§ TASK REQUIREMENTS
Drop all pictures and repeat exactly the lines from the line holding "Convert this screenshot" through the end of the records.

+ + + +

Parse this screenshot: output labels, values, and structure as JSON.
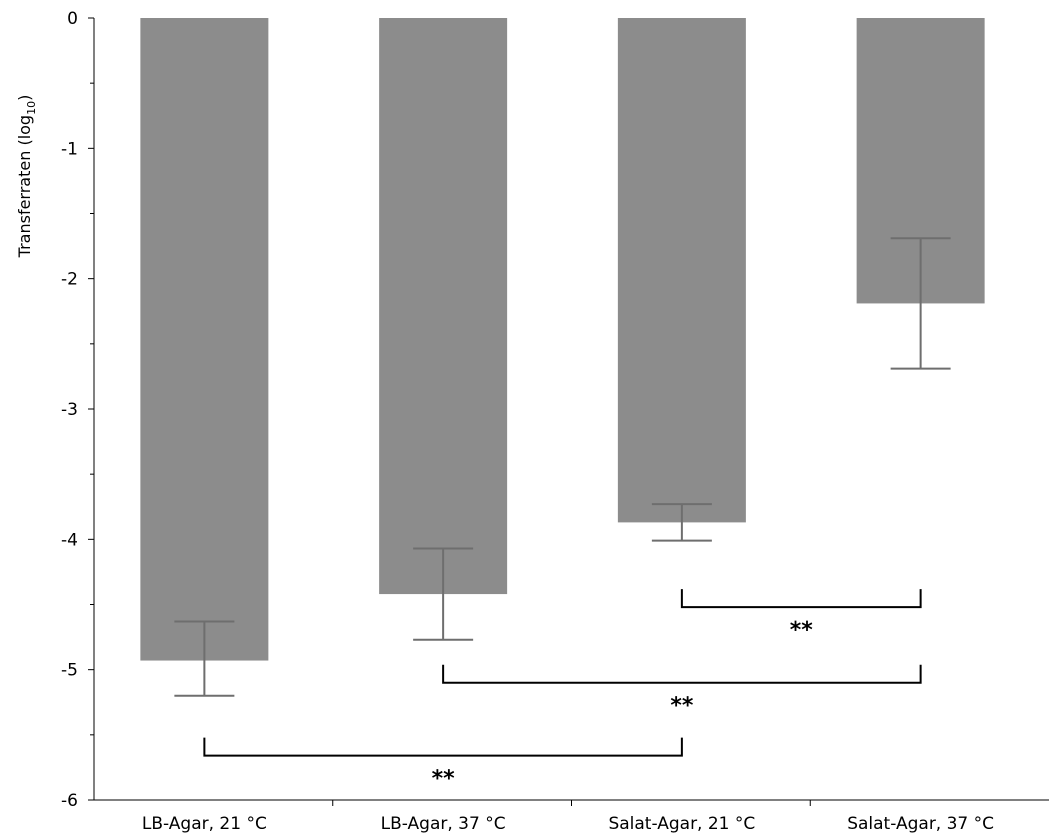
{
  "chart_data": {
    "type": "bar",
    "title": "",
    "xlabel": "",
    "ylabel": "Transferraten (log",
    "ylabel_sub": "10",
    "ylabel_end": ")",
    "ylim": [
      -6,
      0
    ],
    "yticks": [
      0,
      -1,
      -2,
      -3,
      -4,
      -5,
      -6
    ],
    "ytick_labels": [
      "0",
      "-1",
      "-2",
      "-3",
      "-4",
      "-5",
      "-6"
    ],
    "grid": false,
    "categories": [
      "LB-Agar, 21 °C",
      "LB-Agar, 37 °C",
      "Salat-Agar, 21 °C",
      "Salat-Agar, 37 °C"
    ],
    "values": [
      -4.93,
      -4.42,
      -3.87,
      -2.19
    ],
    "error": [
      {
        "low": -5.2,
        "high": -4.63
      },
      {
        "low": -4.77,
        "high": -4.07
      },
      {
        "low": -4.01,
        "high": -3.73
      },
      {
        "low": -2.69,
        "high": -1.69
      }
    ],
    "bar_color": "#8c8c8c",
    "error_color": "#6e6e6e",
    "significance": [
      {
        "from": 2,
        "to": 3,
        "y": -4.52,
        "label": "**"
      },
      {
        "from": 1,
        "to": 3,
        "y": -5.1,
        "label": "**"
      },
      {
        "from": 0,
        "to": 2,
        "y": -5.66,
        "label": "**"
      }
    ]
  }
}
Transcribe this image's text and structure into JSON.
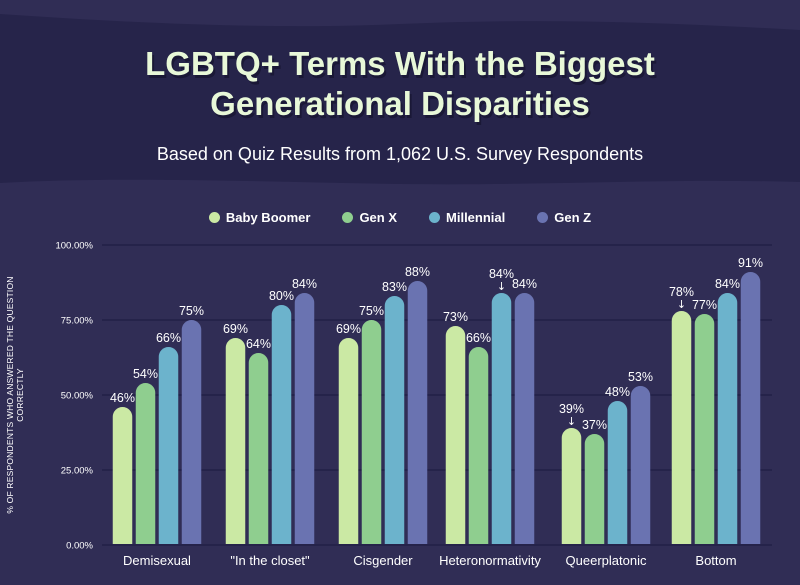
{
  "chart_data": {
    "type": "bar",
    "title": "LGBTQ+ Terms With the Biggest Generational Disparities",
    "title_lines": [
      "LGBTQ+ Terms With the Biggest",
      "Generational Disparities"
    ],
    "subtitle": "Based on Quiz Results from 1,062 U.S. Survey Respondents",
    "xlabel": "",
    "ylabel": "% OF RESPONDENTS WHO ANSWERED THE QUESTION CORRECTLY",
    "ylim": [
      0,
      100
    ],
    "yticks": [
      "100.00%",
      "75.00%",
      "50.00%",
      "25.00%",
      "0.00%"
    ],
    "ytick_values": [
      100,
      75,
      50,
      25,
      0
    ],
    "grid": true,
    "legend_position": "top-center",
    "categories": [
      "Demisexual",
      "\"In the closet\"",
      "Cisgender",
      "Heteronormativity",
      "Queerplatonic",
      "Bottom"
    ],
    "series": [
      {
        "name": "Baby Boomer",
        "color": "#cbe9a4",
        "values": [
          46,
          69,
          69,
          73,
          39,
          78
        ]
      },
      {
        "name": "Gen X",
        "color": "#8fce8f",
        "values": [
          54,
          64,
          75,
          66,
          37,
          77
        ]
      },
      {
        "name": "Millennial",
        "color": "#6cb3cc",
        "values": [
          66,
          80,
          83,
          84,
          48,
          84
        ]
      },
      {
        "name": "Gen Z",
        "color": "#6a73b1",
        "values": [
          75,
          84,
          88,
          84,
          53,
          91
        ]
      }
    ],
    "annotations": [
      {
        "category": "Heteronormativity",
        "series": "Millennial",
        "text": "↓"
      },
      {
        "category": "Queerplatonic",
        "series": "Baby Boomer",
        "text": "↓"
      },
      {
        "category": "Bottom",
        "series": "Baby Boomer",
        "text": "↓"
      }
    ]
  },
  "colors": {
    "background": "#302d55",
    "header_background": "#26244a",
    "title": "#e8f8d8",
    "text": "#ffffff",
    "gridline": "#25234a"
  }
}
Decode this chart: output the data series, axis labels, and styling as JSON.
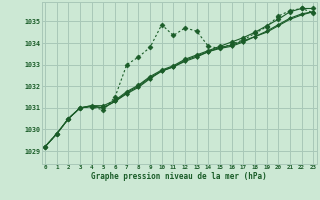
{
  "bg_color": "#cce8d4",
  "grid_color": "#a8c8b8",
  "line_color": "#1a5c28",
  "title": "Graphe pression niveau de la mer (hPa)",
  "xlabel_ticks": [
    0,
    1,
    2,
    3,
    4,
    5,
    6,
    7,
    8,
    9,
    10,
    11,
    12,
    13,
    14,
    15,
    16,
    17,
    18,
    19,
    20,
    21,
    22,
    23
  ],
  "yticks": [
    1029,
    1030,
    1031,
    1032,
    1033,
    1034,
    1035
  ],
  "ylim": [
    1028.4,
    1035.9
  ],
  "xlim": [
    -0.3,
    23.3
  ],
  "series": [
    {
      "x": [
        0,
        1,
        2,
        3,
        4,
        5,
        6,
        7,
        8,
        9,
        10,
        11,
        12,
        13,
        14,
        15,
        16,
        17,
        18,
        19,
        20,
        21,
        22,
        23
      ],
      "y": [
        1029.2,
        1029.8,
        1030.5,
        1031.0,
        1031.05,
        1030.9,
        1031.5,
        1033.0,
        1033.35,
        1033.8,
        1034.85,
        1034.35,
        1034.7,
        1034.55,
        1033.85,
        1033.75,
        1033.95,
        1034.15,
        1034.45,
        1034.75,
        1035.25,
        1035.5,
        1035.6,
        1035.4
      ],
      "style": "dotted",
      "marker": "D",
      "markersize": 2.5,
      "linewidth": 0.8
    },
    {
      "x": [
        0,
        1,
        2,
        3,
        4,
        5,
        6,
        7,
        8,
        9,
        10,
        11,
        12,
        13,
        14,
        15,
        16,
        17,
        18,
        19,
        20,
        21,
        22,
        23
      ],
      "y": [
        1029.2,
        1029.8,
        1030.5,
        1031.0,
        1031.05,
        1031.0,
        1031.3,
        1031.65,
        1031.95,
        1032.35,
        1032.7,
        1032.9,
        1033.15,
        1033.35,
        1033.6,
        1033.75,
        1033.85,
        1034.05,
        1034.3,
        1034.55,
        1034.85,
        1035.15,
        1035.35,
        1035.45
      ],
      "style": "solid",
      "marker": "D",
      "markersize": 2.0,
      "linewidth": 0.8
    },
    {
      "x": [
        0,
        1,
        2,
        3,
        4,
        5,
        6,
        7,
        8,
        9,
        10,
        11,
        12,
        13,
        14,
        15,
        16,
        17,
        18,
        19,
        20,
        21,
        22,
        23
      ],
      "y": [
        1029.2,
        1029.8,
        1030.5,
        1031.0,
        1031.1,
        1031.0,
        1031.3,
        1031.7,
        1032.0,
        1032.4,
        1032.7,
        1032.9,
        1033.2,
        1033.4,
        1033.6,
        1033.8,
        1033.9,
        1034.1,
        1034.3,
        1034.5,
        1034.8,
        1035.1,
        1035.3,
        1035.45
      ],
      "style": "solid",
      "marker": null,
      "markersize": 0,
      "linewidth": 0.8
    },
    {
      "x": [
        0,
        1,
        2,
        3,
        4,
        5,
        6,
        7,
        8,
        9,
        10,
        11,
        12,
        13,
        14,
        15,
        16,
        17,
        18,
        19,
        20,
        21,
        22,
        23
      ],
      "y": [
        1029.2,
        1029.8,
        1030.5,
        1031.0,
        1031.1,
        1031.1,
        1031.35,
        1031.75,
        1032.05,
        1032.45,
        1032.75,
        1032.95,
        1033.25,
        1033.45,
        1033.65,
        1033.85,
        1034.05,
        1034.25,
        1034.5,
        1034.8,
        1035.1,
        1035.45,
        1035.6,
        1035.6
      ],
      "style": "solid",
      "marker": "D",
      "markersize": 2.5,
      "linewidth": 0.8
    }
  ]
}
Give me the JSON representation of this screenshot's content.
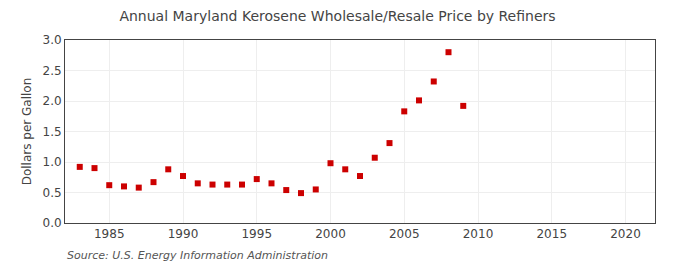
{
  "chart_data": {
    "type": "scatter",
    "title": "Annual Maryland Kerosene Wholesale/Resale Price by Refiners",
    "ylabel": "Dollars per Gallon",
    "annotations": [
      "Source: U.S. Energy Information Administration"
    ],
    "x": [
      1983,
      1984,
      1985,
      1986,
      1987,
      1988,
      1989,
      1990,
      1991,
      1992,
      1993,
      1994,
      1995,
      1996,
      1997,
      1998,
      1999,
      2000,
      2001,
      2002,
      2003,
      2004,
      2005,
      2006,
      2007,
      2008,
      2009
    ],
    "values": [
      0.92,
      0.9,
      0.62,
      0.6,
      0.58,
      0.67,
      0.88,
      0.77,
      0.65,
      0.63,
      0.63,
      0.63,
      0.72,
      0.65,
      0.54,
      0.49,
      0.55,
      0.98,
      0.88,
      0.77,
      1.07,
      1.31,
      1.83,
      2.01,
      2.32,
      2.8,
      1.92
    ],
    "color": "#cc0000",
    "marker": "square",
    "xlim": [
      1982,
      2022
    ],
    "ylim": [
      0.0,
      3.0
    ],
    "xticks": [
      1985,
      1990,
      1995,
      2000,
      2005,
      2010,
      2015,
      2020
    ],
    "yticks": [
      {
        "value": 0.0,
        "label": "0.0"
      },
      0.5,
      {
        "value": 1.0,
        "label": "1.0"
      },
      1.5,
      {
        "value": 2.0,
        "label": "2.0"
      },
      2.5,
      {
        "value": 3.0,
        "label": "3.0"
      }
    ],
    "grid": true
  }
}
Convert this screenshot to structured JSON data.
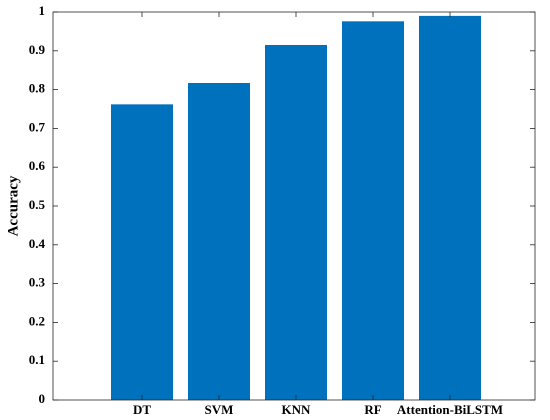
{
  "chart_data": {
    "type": "bar",
    "ylabel": "Accuracy",
    "categories": [
      "DT",
      "SVM",
      "KNN",
      "RF",
      "Attention-BiLSTM"
    ],
    "values": [
      0.762,
      0.817,
      0.915,
      0.976,
      0.99
    ],
    "color": "#0072bd",
    "ylim": [
      0,
      1
    ],
    "yticks": [
      0,
      0.1,
      0.2,
      0.3,
      0.4,
      0.5,
      0.6,
      0.7,
      0.8,
      0.9,
      1
    ],
    "grid": false
  }
}
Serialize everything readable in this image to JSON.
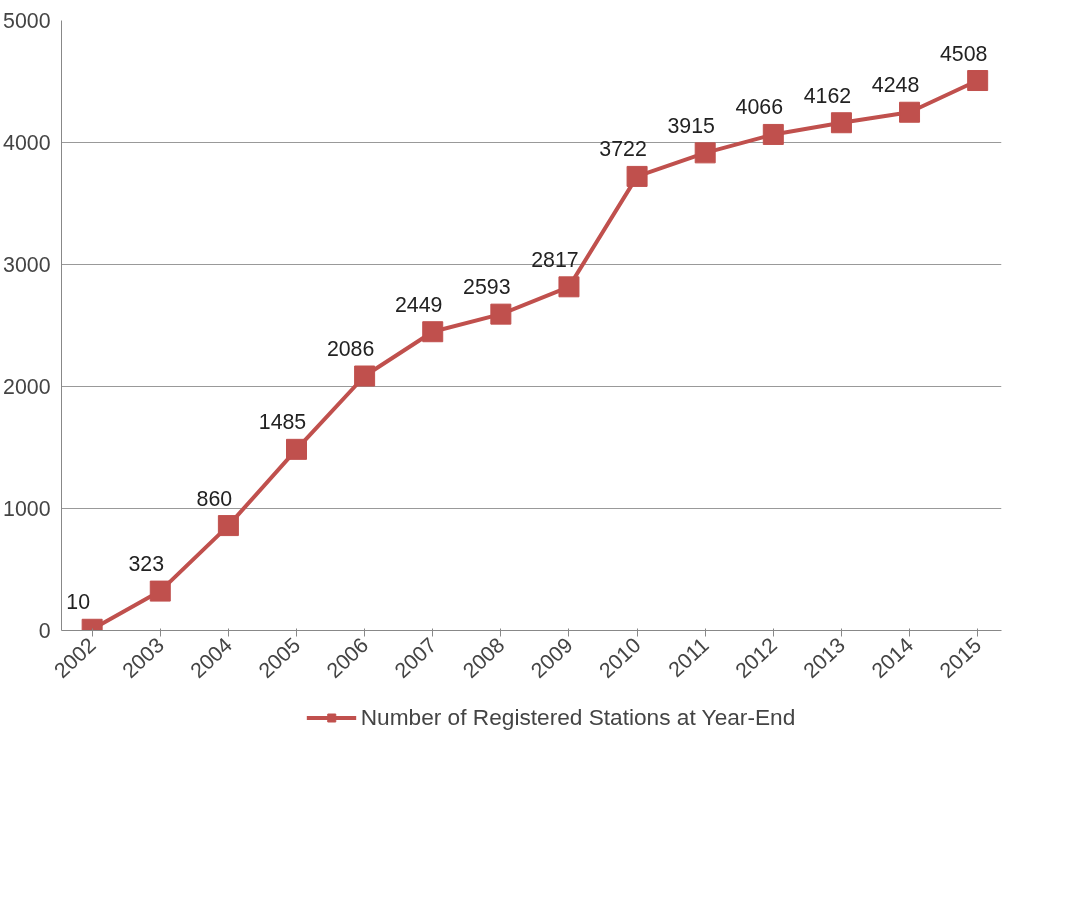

+ + + +

§ EXERCISE OUTPUT
Convert this screenshot to structured JSON data.
{
  "chart_data": {
    "type": "bar",
    "ylabel": "Accuracy",
    "categories": [
      "DT",
      "SVM",
      "KNN",
      "RF",
      "Attention-BiLSTM"
    ],
    "values": [
      0.762,
      0.817,
      0.915,
      0.976,
      0.99
    ],
    "color": "#0072bd",
    "ylim": [
      0,
      1
    ],
    "yticks": [
      0,
      0.1,
      0.2,
      0.3,
      0.4,
      0.5,
      0.6,
      0.7,
      0.8,
      0.9,
      1
    ],
    "grid": false
  }
}
Serialize everything readable in this image to JSON.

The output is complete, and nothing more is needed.